begin Supplied material
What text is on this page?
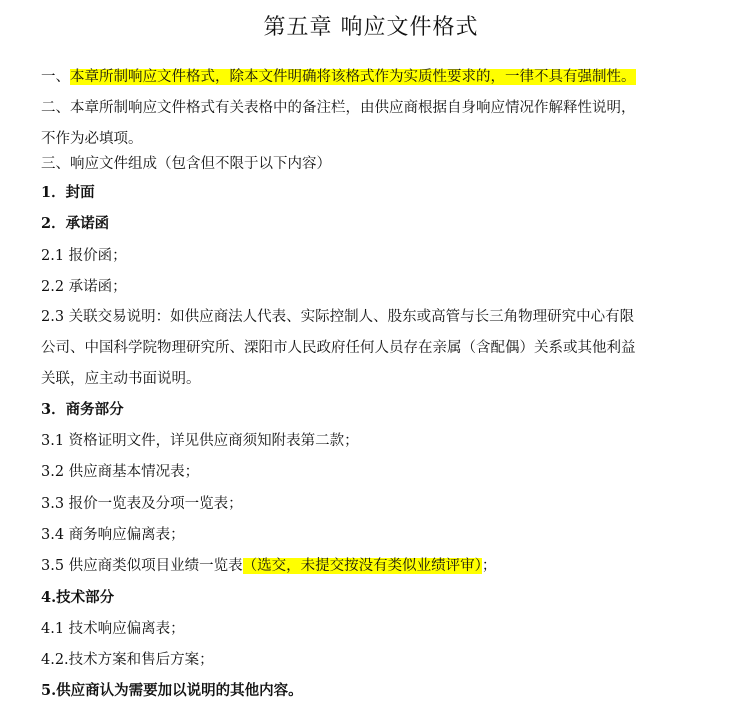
第五章 响应文件格式
一、本章所制响应文件格式，除本文件明确将该格式作为实质性要求的，一律不具有强制性。
二、本章所制响应文件格式有关表格中的备注栏，由供应商根据自身响应情况作解释性说明，
不作为必填项。
三、响应文件组成（包含但不限于以下内容）
1．封面
2．承诺函
2.1 报价函；
2.2 承诺函；
2.3 关联交易说明：如供应商法人代表、实际控制人、股东或高管与长三角物理研究中心有限
公司、中国科学院物理研究所、溧阳市人民政府任何人员存在亲属（含配偶）关系或其他利益
关联，应主动书面说明。
3．商务部分
3.1 资格证明文件，详见供应商须知附表第二款；
3.2 供应商基本情况表；
3.3 报价一览表及分项一览表；
3.4 商务响应偏离表；
3.5 供应商类似项目业绩一览表（选交，未提交按没有类似业绩评审）；
4.技术部分
4.1 技术响应偏离表；
4.2.技术方案和售后方案；
5.供应商认为需要加以说明的其他内容。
end Supplied material
What is being asked: Could you repeat all of the material exactly? Pictures should not be copied.

Answer to this problem:
What text is on this page?
第五章 响应文件格式
一、本章所制响应文件格式，除本文件明确将该格式作为实质性要求的，一律不具有强制性。
二、本章所制响应文件格式有关表格中的备注栏，由供应商根据自身响应情况作解释性说明，
不作为必填项。
三、响应文件组成（包含但不限于以下内容）
1．封面
2．承诺函
2.1 报价函；
2.2 承诺函；
2.3 关联交易说明：如供应商法人代表、实际控制人、股东或高管与长三角物理研究中心有限
公司、中国科学院物理研究所、溧阳市人民政府任何人员存在亲属（含配偶）关系或其他利益
关联，应主动书面说明。
3．商务部分
3.1 资格证明文件，详见供应商须知附表第二款；
3.2 供应商基本情况表；
3.3 报价一览表及分项一览表；
3.4 商务响应偏离表；
3.5 供应商类似项目业绩一览表（选交，未提交按没有类似业绩评审）；
4.技术部分
4.1 技术响应偏离表；
4.2.技术方案和售后方案；
5.供应商认为需要加以说明的其他内容。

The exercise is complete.